Figure record listings
%%
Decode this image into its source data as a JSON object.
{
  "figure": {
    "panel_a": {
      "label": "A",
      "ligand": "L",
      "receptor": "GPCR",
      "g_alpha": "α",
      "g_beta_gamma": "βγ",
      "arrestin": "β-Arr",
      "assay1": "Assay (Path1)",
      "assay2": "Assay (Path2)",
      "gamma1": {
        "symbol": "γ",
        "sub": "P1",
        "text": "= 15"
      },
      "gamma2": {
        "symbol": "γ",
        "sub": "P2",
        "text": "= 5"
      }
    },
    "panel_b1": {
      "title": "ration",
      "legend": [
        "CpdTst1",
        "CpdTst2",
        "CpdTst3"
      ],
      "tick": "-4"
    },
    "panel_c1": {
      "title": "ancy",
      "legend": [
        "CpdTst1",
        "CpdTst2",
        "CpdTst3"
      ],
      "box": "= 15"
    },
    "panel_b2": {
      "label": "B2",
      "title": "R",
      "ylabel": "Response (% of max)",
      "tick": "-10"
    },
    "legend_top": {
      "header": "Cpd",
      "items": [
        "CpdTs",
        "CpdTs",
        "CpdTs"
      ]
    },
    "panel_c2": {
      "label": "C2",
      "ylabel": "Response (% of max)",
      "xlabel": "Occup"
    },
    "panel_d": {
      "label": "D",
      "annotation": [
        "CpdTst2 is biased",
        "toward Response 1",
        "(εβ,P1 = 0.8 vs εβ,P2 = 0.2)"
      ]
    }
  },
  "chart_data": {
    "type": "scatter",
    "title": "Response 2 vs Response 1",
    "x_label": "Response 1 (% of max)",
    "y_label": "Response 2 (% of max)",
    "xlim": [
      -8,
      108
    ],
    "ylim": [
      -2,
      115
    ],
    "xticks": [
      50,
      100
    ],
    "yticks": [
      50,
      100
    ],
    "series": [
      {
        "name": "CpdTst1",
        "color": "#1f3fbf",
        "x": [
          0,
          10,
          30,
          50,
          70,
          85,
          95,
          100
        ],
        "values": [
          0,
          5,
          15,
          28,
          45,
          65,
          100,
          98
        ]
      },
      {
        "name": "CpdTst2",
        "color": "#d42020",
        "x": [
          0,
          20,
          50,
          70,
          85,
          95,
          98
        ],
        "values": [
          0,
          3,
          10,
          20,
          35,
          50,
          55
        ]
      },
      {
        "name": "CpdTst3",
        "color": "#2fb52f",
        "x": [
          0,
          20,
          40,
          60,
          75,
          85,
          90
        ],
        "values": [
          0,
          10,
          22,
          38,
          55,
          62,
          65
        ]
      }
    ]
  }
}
%%
**Your task:** Say how many lines in the data include the string "name", giving the number alone.

**Task response:** 3